The exercise> Look for the string "JSON" in the lines and copy each line that has it.

Data>
══════════════════════════════
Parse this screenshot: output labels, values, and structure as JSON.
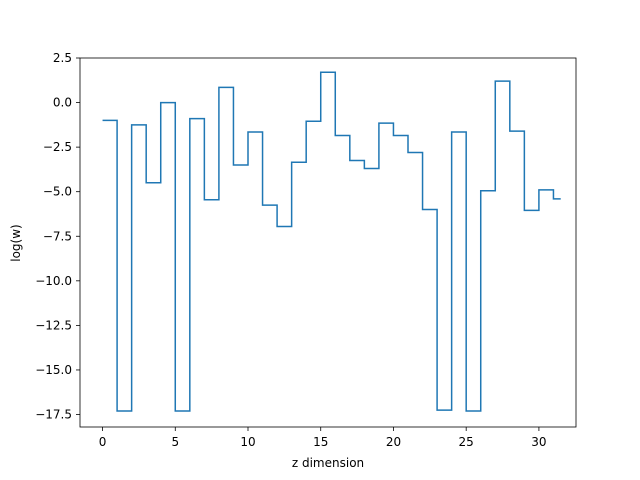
{
  "chart_data": {
    "type": "line",
    "step": "post",
    "title": "",
    "xlabel": "z dimension",
    "ylabel": "log(w)",
    "xlim": [
      -1.55,
      32.55
    ],
    "ylim": [
      -18.2,
      2.5
    ],
    "xticks": [
      0,
      5,
      10,
      15,
      20,
      25,
      30
    ],
    "xtick_labels": [
      "0",
      "5",
      "10",
      "15",
      "20",
      "25",
      "30"
    ],
    "yticks": [
      2.5,
      0.0,
      -2.5,
      -5.0,
      -7.5,
      -10.0,
      -12.5,
      -15.0,
      -17.5
    ],
    "ytick_labels": [
      "2.5",
      "0.0",
      "−2.5",
      "−5.0",
      "−7.5",
      "−10.0",
      "−12.5",
      "−15.0",
      "−17.5"
    ],
    "grid": false,
    "legend": "none",
    "series": [
      {
        "color": "#1f77b4",
        "x": [
          0,
          1,
          2,
          3,
          4,
          5,
          6,
          7,
          8,
          9,
          10,
          11,
          12,
          13,
          14,
          15,
          16,
          17,
          18,
          19,
          20,
          21,
          22,
          23,
          24,
          25,
          26,
          27,
          28,
          29,
          30,
          31
        ],
        "values": [
          -1.0,
          -17.3,
          -1.25,
          -4.5,
          0.0,
          -17.3,
          -0.9,
          -5.45,
          0.85,
          -3.5,
          -1.65,
          -5.75,
          -6.95,
          -3.35,
          -1.05,
          1.7,
          -1.85,
          -3.25,
          -3.7,
          -1.15,
          -1.85,
          -2.8,
          -6.0,
          -17.25,
          -1.65,
          -17.3,
          -4.95,
          1.2,
          -1.6,
          -6.05,
          -4.9,
          -5.4
        ]
      }
    ]
  }
}
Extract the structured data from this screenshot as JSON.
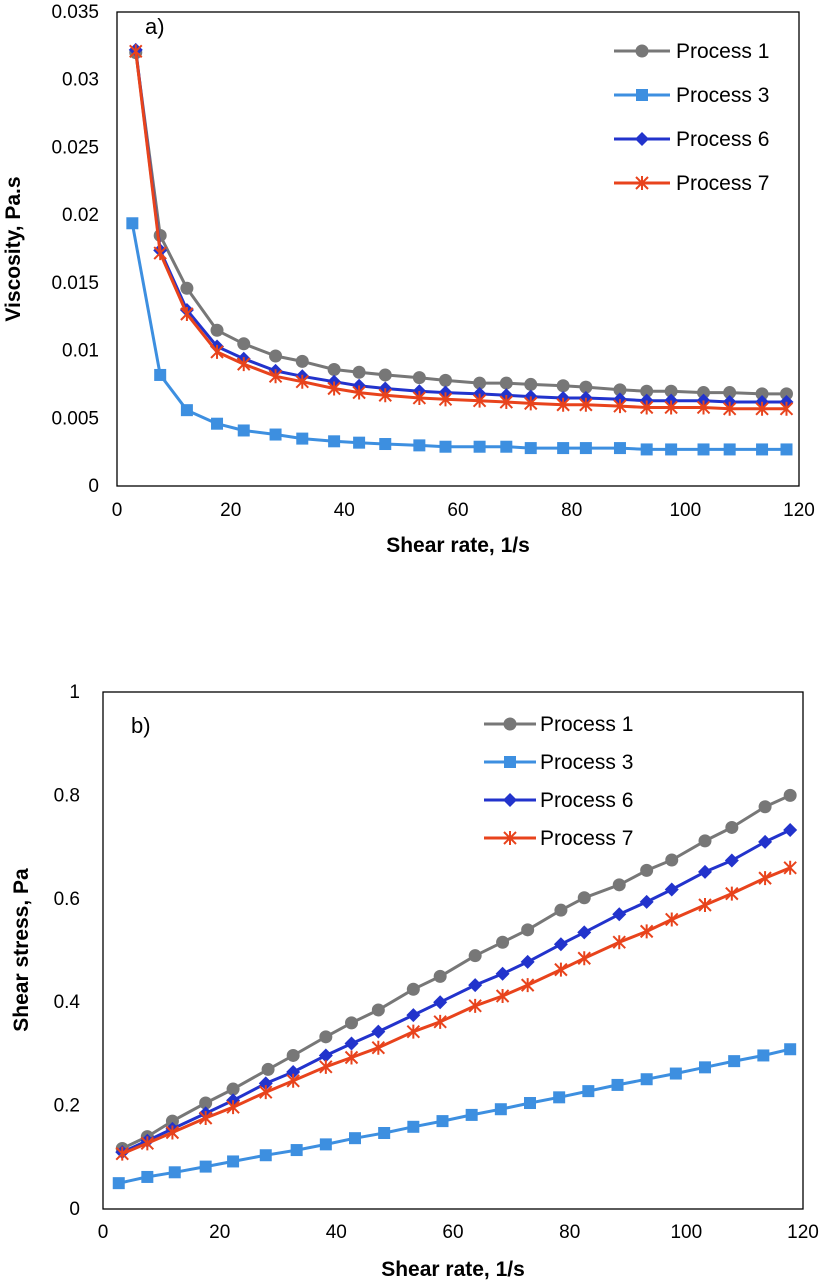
{
  "chart_data": [
    {
      "type": "line",
      "panel_label": "a)",
      "xlabel": "Shear rate, 1/s",
      "ylabel": "Viscosity, Pa.s",
      "xlim": [
        0,
        120
      ],
      "ylim": [
        0,
        0.035
      ],
      "x_ticks": [
        "0",
        "20",
        "40",
        "60",
        "80",
        "100",
        "120"
      ],
      "y_ticks": [
        "0",
        "0.005",
        "0.01",
        "0.015",
        "0.02",
        "0.025",
        "0.03",
        "0.035"
      ],
      "grid": false,
      "legend_position": "top-right",
      "series": [
        {
          "name": "Process 1",
          "color": "#777777",
          "marker": "circle",
          "x": [
            3.3,
            7.6,
            12.3,
            17.6,
            22.3,
            27.9,
            32.6,
            38.2,
            42.6,
            47.2,
            53.2,
            57.8,
            63.8,
            68.5,
            72.8,
            78.5,
            82.5,
            88.5,
            93.2,
            97.5,
            103.2,
            107.8,
            113.5,
            117.8
          ],
          "y": [
            0.032,
            0.0185,
            0.0146,
            0.0115,
            0.0105,
            0.0096,
            0.0092,
            0.0086,
            0.0084,
            0.0082,
            0.008,
            0.0078,
            0.0076,
            0.0076,
            0.0075,
            0.0074,
            0.0073,
            0.0071,
            0.007,
            0.007,
            0.0069,
            0.0069,
            0.0068,
            0.0068
          ]
        },
        {
          "name": "Process 3",
          "color": "#3d8fe0",
          "marker": "square",
          "x": [
            2.7,
            7.6,
            12.3,
            17.6,
            22.3,
            27.9,
            32.6,
            38.2,
            42.6,
            47.2,
            53.2,
            57.8,
            63.8,
            68.5,
            72.8,
            78.5,
            82.5,
            88.5,
            93.2,
            97.5,
            103.2,
            107.8,
            113.5,
            117.8
          ],
          "y": [
            0.0194,
            0.0082,
            0.0056,
            0.0046,
            0.0041,
            0.0038,
            0.0035,
            0.0033,
            0.0032,
            0.0031,
            0.003,
            0.0029,
            0.0029,
            0.0029,
            0.0028,
            0.0028,
            0.0028,
            0.0028,
            0.0027,
            0.0027,
            0.0027,
            0.0027,
            0.0027,
            0.0027
          ]
        },
        {
          "name": "Process 6",
          "color": "#2233cc",
          "marker": "diamond",
          "x": [
            3.3,
            7.6,
            12.3,
            17.6,
            22.3,
            27.9,
            32.6,
            38.2,
            42.6,
            47.2,
            53.2,
            57.8,
            63.8,
            68.5,
            72.8,
            78.5,
            82.5,
            88.5,
            93.2,
            97.5,
            103.2,
            107.8,
            113.5,
            117.8
          ],
          "y": [
            0.0322,
            0.0174,
            0.013,
            0.0103,
            0.0094,
            0.0085,
            0.0081,
            0.0077,
            0.0074,
            0.0072,
            0.007,
            0.0069,
            0.0068,
            0.0067,
            0.0066,
            0.0065,
            0.0065,
            0.0064,
            0.0063,
            0.0063,
            0.0063,
            0.0062,
            0.0062,
            0.0062
          ]
        },
        {
          "name": "Process 7",
          "color": "#e8431c",
          "marker": "star",
          "x": [
            3.3,
            7.6,
            12.3,
            17.6,
            22.3,
            27.9,
            32.6,
            38.2,
            42.6,
            47.2,
            53.2,
            57.8,
            63.8,
            68.5,
            72.8,
            78.5,
            82.5,
            88.5,
            93.2,
            97.5,
            103.2,
            107.8,
            113.5,
            117.8
          ],
          "y": [
            0.0321,
            0.0172,
            0.0127,
            0.0099,
            0.009,
            0.0081,
            0.0077,
            0.0072,
            0.0069,
            0.0067,
            0.0065,
            0.0064,
            0.0063,
            0.0062,
            0.0061,
            0.006,
            0.006,
            0.0059,
            0.0058,
            0.0058,
            0.0058,
            0.0057,
            0.0057,
            0.0057
          ]
        }
      ]
    },
    {
      "type": "line",
      "panel_label": "b)",
      "xlabel": "Shear rate, 1/s",
      "ylabel": "Shear stress, Pa",
      "xlim": [
        0,
        120
      ],
      "ylim": [
        0,
        1
      ],
      "x_ticks": [
        "0",
        "20",
        "40",
        "60",
        "80",
        "100",
        "120"
      ],
      "y_ticks": [
        "0",
        "0.2",
        "0.4",
        "0.6",
        "0.8",
        "1"
      ],
      "grid": false,
      "legend_position": "top-right",
      "series": [
        {
          "name": "Process 1",
          "color": "#777777",
          "marker": "circle",
          "x": [
            3.3,
            7.6,
            11.9,
            17.6,
            22.3,
            28.3,
            32.6,
            38.2,
            42.6,
            47.2,
            53.2,
            57.8,
            63.8,
            68.5,
            72.8,
            78.5,
            82.5,
            88.5,
            93.2,
            97.5,
            103.2,
            107.8,
            113.5,
            117.8
          ],
          "y": [
            0.117,
            0.14,
            0.17,
            0.205,
            0.232,
            0.27,
            0.297,
            0.333,
            0.36,
            0.385,
            0.425,
            0.45,
            0.49,
            0.516,
            0.54,
            0.578,
            0.602,
            0.627,
            0.655,
            0.675,
            0.712,
            0.738,
            0.778,
            0.8
          ]
        },
        {
          "name": "Process 3",
          "color": "#3d8fe0",
          "marker": "square",
          "x": [
            2.7,
            7.6,
            12.3,
            17.6,
            22.3,
            27.9,
            33.2,
            38.2,
            43.2,
            48.2,
            53.2,
            58.2,
            63.2,
            68.2,
            73.2,
            78.2,
            83.2,
            88.2,
            93.2,
            98.2,
            103.2,
            108.2,
            113.2,
            117.8
          ],
          "y": [
            0.05,
            0.062,
            0.071,
            0.082,
            0.092,
            0.104,
            0.114,
            0.125,
            0.137,
            0.147,
            0.159,
            0.17,
            0.182,
            0.193,
            0.205,
            0.216,
            0.228,
            0.24,
            0.251,
            0.262,
            0.274,
            0.286,
            0.297,
            0.309
          ]
        },
        {
          "name": "Process 6",
          "color": "#2233cc",
          "marker": "diamond",
          "x": [
            3.3,
            7.6,
            11.9,
            17.6,
            22.3,
            27.9,
            32.6,
            38.2,
            42.6,
            47.2,
            53.2,
            57.8,
            63.8,
            68.5,
            72.8,
            78.5,
            82.5,
            88.5,
            93.2,
            97.5,
            103.2,
            107.8,
            113.5,
            117.8
          ],
          "y": [
            0.11,
            0.132,
            0.155,
            0.185,
            0.21,
            0.243,
            0.265,
            0.297,
            0.32,
            0.343,
            0.375,
            0.4,
            0.433,
            0.455,
            0.478,
            0.512,
            0.535,
            0.57,
            0.594,
            0.618,
            0.652,
            0.674,
            0.71,
            0.733
          ]
        },
        {
          "name": "Process 7",
          "color": "#e8431c",
          "marker": "star",
          "x": [
            3.3,
            7.6,
            11.9,
            17.6,
            22.3,
            27.9,
            32.6,
            38.2,
            42.6,
            47.2,
            53.2,
            57.8,
            63.8,
            68.5,
            72.8,
            78.5,
            82.5,
            88.5,
            93.2,
            97.5,
            103.2,
            107.8,
            113.5,
            117.8
          ],
          "y": [
            0.107,
            0.127,
            0.148,
            0.176,
            0.197,
            0.226,
            0.248,
            0.275,
            0.293,
            0.312,
            0.343,
            0.362,
            0.393,
            0.412,
            0.433,
            0.463,
            0.485,
            0.516,
            0.537,
            0.56,
            0.588,
            0.61,
            0.64,
            0.66
          ]
        }
      ]
    }
  ]
}
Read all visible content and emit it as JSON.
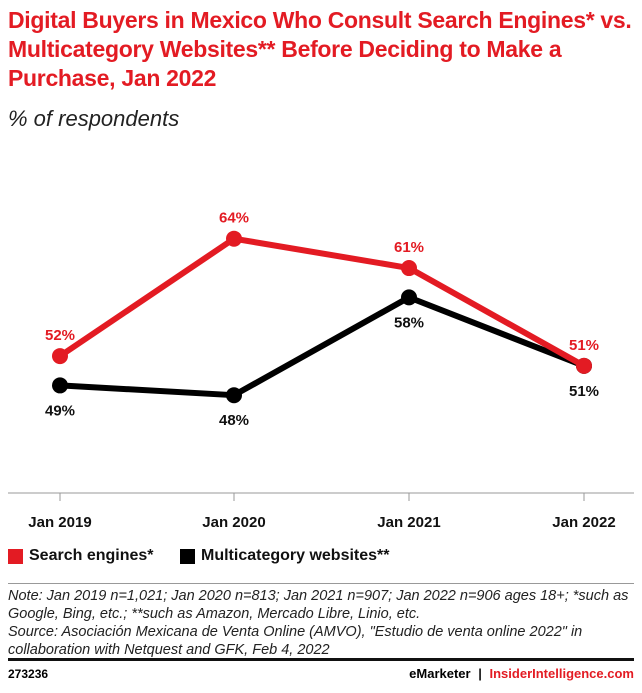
{
  "title": "Digital Buyers in Mexico Who Consult Search Engines* vs. Multicategory Websites** Before Deciding to Make a Purchase, Jan 2022",
  "subtitle": "% of respondents",
  "chart_data": {
    "type": "line",
    "categories": [
      "Jan 2019",
      "Jan 2020",
      "Jan 2021",
      "Jan 2022"
    ],
    "series": [
      {
        "name": "Search engines*",
        "values": [
          52,
          64,
          61,
          51
        ],
        "color": "#e31b23",
        "labels": [
          "52%",
          "64%",
          "61%",
          "51%"
        ]
      },
      {
        "name": "Multicategory websites**",
        "values": [
          49,
          48,
          58,
          51
        ],
        "color": "#000000",
        "labels": [
          "49%",
          "48%",
          "58%",
          "51%"
        ]
      }
    ],
    "ylim": [
      38,
      70
    ],
    "grid": false,
    "legend": "bottom-left"
  },
  "note": "Note: Jan 2019 n=1,021; Jan 2020 n=813; Jan 2021 n=907; Jan 2022 n=906 ages 18+; *such as Google, Bing, etc.; **such as Amazon, Mercado Libre, Linio, etc.",
  "source": "Source: Asociación Mexicana de Venta Online (AMVO), \"Estudio de venta online 2022\" in collaboration with Netquest and GFK, Feb 4, 2022",
  "footer": {
    "id": "273236",
    "brand1": "eMarketer",
    "sep": "|",
    "brand2": "InsiderIntelligence.com"
  }
}
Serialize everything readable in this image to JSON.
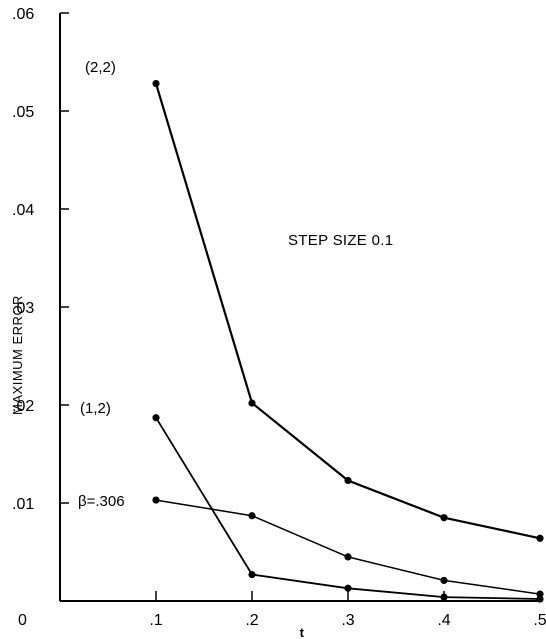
{
  "chart_data": {
    "type": "line",
    "title": "",
    "xlabel": "t",
    "ylabel": "MAXIMUM ERROR",
    "annotation": "STEP SIZE 0.1",
    "xlim": [
      0,
      0.5
    ],
    "ylim": [
      0,
      0.06
    ],
    "x_ticks": [
      0.1,
      0.2,
      0.3,
      0.4,
      0.5
    ],
    "x_tick_labels": [
      ".1",
      ".2",
      ".3",
      ".4",
      ".5"
    ],
    "x_origin_label": "0",
    "y_ticks": [
      0.01,
      0.02,
      0.03,
      0.04,
      0.05,
      0.06
    ],
    "y_tick_labels": [
      ".01",
      ".02",
      ".03",
      ".04",
      ".05",
      ".06"
    ],
    "grid": false,
    "legend": "none",
    "series": [
      {
        "name": "(2,2)",
        "x": [
          0.1,
          0.2,
          0.3,
          0.4,
          0.5
        ],
        "y": [
          0.0528,
          0.0202,
          0.0123,
          0.0085,
          0.0064
        ]
      },
      {
        "name": "(1,2)",
        "x": [
          0.1,
          0.2,
          0.3,
          0.4,
          0.5
        ],
        "y": [
          0.0187,
          0.0027,
          0.0013,
          0.0004,
          0.0002
        ]
      },
      {
        "name": "β=.306",
        "x": [
          0.1,
          0.2,
          0.3,
          0.4,
          0.5
        ],
        "y": [
          0.0103,
          0.0087,
          0.0045,
          0.0021,
          0.0007
        ]
      }
    ]
  }
}
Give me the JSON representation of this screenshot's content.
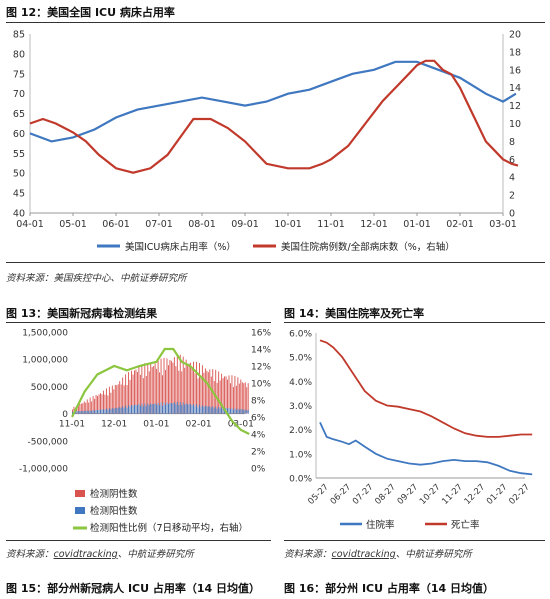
{
  "fig12": {
    "caption": "图 12：美国全国 ICU 病床占用率",
    "source": "资料来源：美国疾控中心、中航证券研究所",
    "chart_data": {
      "type": "line",
      "title": "",
      "categories": [
        "04-01",
        "05-01",
        "06-01",
        "07-01",
        "08-01",
        "09-01",
        "10-01",
        "11-01",
        "12-01",
        "01-01",
        "02-01",
        "03-01"
      ],
      "yticks_left": [
        "40",
        "45",
        "50",
        "55",
        "60",
        "65",
        "70",
        "75",
        "80",
        "85"
      ],
      "yticks_right": [
        "0",
        "2",
        "4",
        "6",
        "8",
        "10",
        "12",
        "14",
        "16",
        "18",
        "20"
      ],
      "ylim_left": [
        40,
        85
      ],
      "ylim_right": [
        0,
        20
      ],
      "legend": "bottom",
      "series": [
        {
          "name": "美国ICU病床占用率（%）",
          "axis": "left",
          "color": "#3f78c0",
          "x": [
            0,
            0.5,
            1,
            1.5,
            2,
            2.5,
            3,
            3.5,
            4,
            4.5,
            5,
            5.5,
            6,
            6.5,
            7,
            7.5,
            8,
            8.5,
            9,
            9.5,
            10,
            10.3,
            10.6,
            11,
            11.3
          ],
          "values": [
            60,
            58,
            59,
            61,
            64,
            66,
            67,
            68,
            69,
            68,
            67,
            68,
            70,
            71,
            73,
            75,
            76,
            78,
            78,
            76,
            74,
            72,
            70,
            68,
            70
          ]
        },
        {
          "name": "美国住院病例数/全部病床数（%，右轴）",
          "axis": "right",
          "color": "#c0392b",
          "x": [
            0,
            0.3,
            0.6,
            1,
            1.3,
            1.6,
            2,
            2.4,
            2.8,
            3.2,
            3.5,
            3.8,
            4.2,
            4.6,
            5,
            5.5,
            6,
            6.5,
            6.8,
            7,
            7.4,
            7.8,
            8.2,
            8.6,
            8.8,
            9,
            9.2,
            9.4,
            9.6,
            9.8,
            10,
            10.2,
            10.4,
            10.6,
            10.8,
            11,
            11.2,
            11.35
          ],
          "values": [
            10,
            10.5,
            10,
            9,
            8,
            6.5,
            5,
            4.5,
            5,
            6.5,
            8.5,
            10.5,
            10.5,
            9.5,
            8,
            5.5,
            5,
            5,
            5.5,
            6,
            7.5,
            10,
            12.5,
            14.5,
            15.5,
            16.5,
            17,
            17,
            16,
            15.5,
            14,
            12,
            10,
            8,
            7,
            6,
            5.5,
            5.3
          ]
        }
      ]
    }
  },
  "fig13": {
    "caption": "图 13：美国新冠病毒检测结果",
    "chart_data": {
      "type": "bar",
      "title": "",
      "categories": [
        "11-01",
        "12-01",
        "01-01",
        "02-01",
        "03-01"
      ],
      "yticks_left": [
        "1,500,000",
        "1,000,000",
        "500,000",
        "0",
        "-500,000",
        "-1,000,000"
      ],
      "yticks_right": [
        "16%",
        "14%",
        "12%",
        "10%",
        "8%",
        "6%",
        "4%",
        "2%",
        "0%"
      ],
      "ylim_left": [
        -1000000,
        1500000
      ],
      "ylim_right": [
        0,
        16
      ],
      "series": [
        {
          "name": "检测阴性数",
          "color": "#d9534f",
          "x": [
            0,
            0.5,
            1,
            1.5,
            2,
            2.5,
            3,
            3.5,
            4,
            4.2
          ],
          "values": [
            100000,
            300000,
            500000,
            800000,
            900000,
            1000000,
            850000,
            700000,
            600000,
            500000
          ]
        },
        {
          "name": "检测阳性数",
          "color": "#3f78c0",
          "x": [
            0,
            0.5,
            1,
            1.5,
            2,
            2.5,
            3,
            3.5,
            4,
            4.2
          ],
          "values": [
            40000,
            60000,
            100000,
            160000,
            180000,
            200000,
            150000,
            110000,
            80000,
            60000
          ]
        },
        {
          "name": "检测阳性比例（7日移动平均，右轴）",
          "axis": "right",
          "color": "#8cc63f",
          "x": [
            0,
            0.3,
            0.6,
            1,
            1.3,
            1.6,
            2,
            2.2,
            2.4,
            2.6,
            2.8,
            3,
            3.2,
            3.4,
            3.6,
            3.8,
            4,
            4.2
          ],
          "values": [
            6,
            9,
            11,
            12,
            11.5,
            12,
            12.5,
            14,
            14,
            12.5,
            12,
            11,
            10,
            8.5,
            7,
            5.5,
            4.5,
            4
          ]
        }
      ]
    }
  },
  "fig14": {
    "caption": "图 14：美国住院率及死亡率",
    "source_prefix": "资料来源：",
    "source_link": "covidtracking",
    "source_suffix": "、中航证券研究所",
    "chart_data": {
      "type": "line",
      "title": "",
      "categories": [
        "05-27",
        "06-27",
        "07-27",
        "08-27",
        "09-27",
        "10-27",
        "11-27",
        "12-27",
        "01-27",
        "02-27"
      ],
      "yticks": [
        "0.0%",
        "0.5%",
        "1.0%",
        "1.5%",
        "2.0%",
        "2.5%",
        "3.0%",
        "3.5%",
        "4.0%",
        "4.5%",
        "5.0%",
        "5.5%",
        "6.0%"
      ],
      "ylim": [
        0,
        6
      ],
      "legend": "bottom",
      "series": [
        {
          "name": "住院率",
          "color": "#3f78c0",
          "x": [
            0,
            0.3,
            0.6,
            1,
            1.3,
            1.6,
            2,
            2.5,
            3,
            3.5,
            4,
            4.5,
            5,
            5.5,
            6,
            6.5,
            7,
            7.5,
            8,
            8.5,
            9,
            9.5
          ],
          "values": [
            2.3,
            1.7,
            1.6,
            1.5,
            1.4,
            1.55,
            1.3,
            1.0,
            0.8,
            0.7,
            0.6,
            0.55,
            0.6,
            0.7,
            0.75,
            0.7,
            0.7,
            0.65,
            0.5,
            0.3,
            0.2,
            0.15
          ]
        },
        {
          "name": "死亡率",
          "color": "#c0392b",
          "x": [
            0,
            0.3,
            0.6,
            1,
            1.5,
            2,
            2.5,
            3,
            3.5,
            4,
            4.5,
            5,
            5.5,
            6,
            6.5,
            7,
            7.5,
            8,
            8.5,
            9,
            9.5
          ],
          "values": [
            5.7,
            5.6,
            5.4,
            5.0,
            4.3,
            3.6,
            3.2,
            3.0,
            2.95,
            2.85,
            2.75,
            2.55,
            2.3,
            2.05,
            1.85,
            1.75,
            1.7,
            1.7,
            1.75,
            1.8,
            1.8
          ]
        }
      ]
    }
  },
  "fig13_source_prefix": "资料来源：",
  "fig13_source_link": "covidtracking",
  "fig13_source_suffix": "、中航证券研究所",
  "fig15": {
    "caption": "图 15：部分州新冠病人 ICU 占用率（14 日均值）"
  },
  "fig16": {
    "caption": "图 16：部分州 ICU 占用率（14 日均值）"
  }
}
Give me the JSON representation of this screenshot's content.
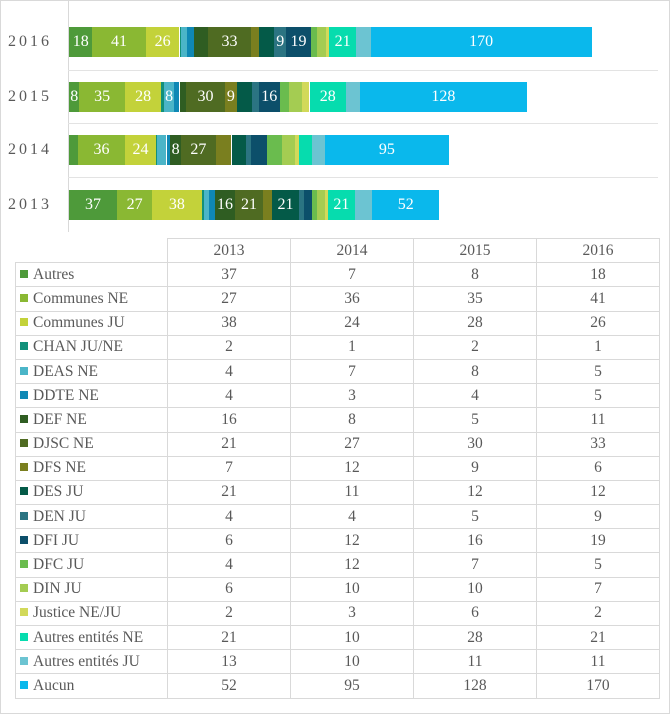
══════════════════════════════
The output>
Parse this screenshot: output labels, values, and structure as JSON.
Extract the structured data from this screenshot as JSON.
Read all visible content and emit it as JSON.
Serialize everything readable in this image to JSON.
Give me the JSON representation of this screenshot's content.
Give me the JSON representation of this screenshot's content.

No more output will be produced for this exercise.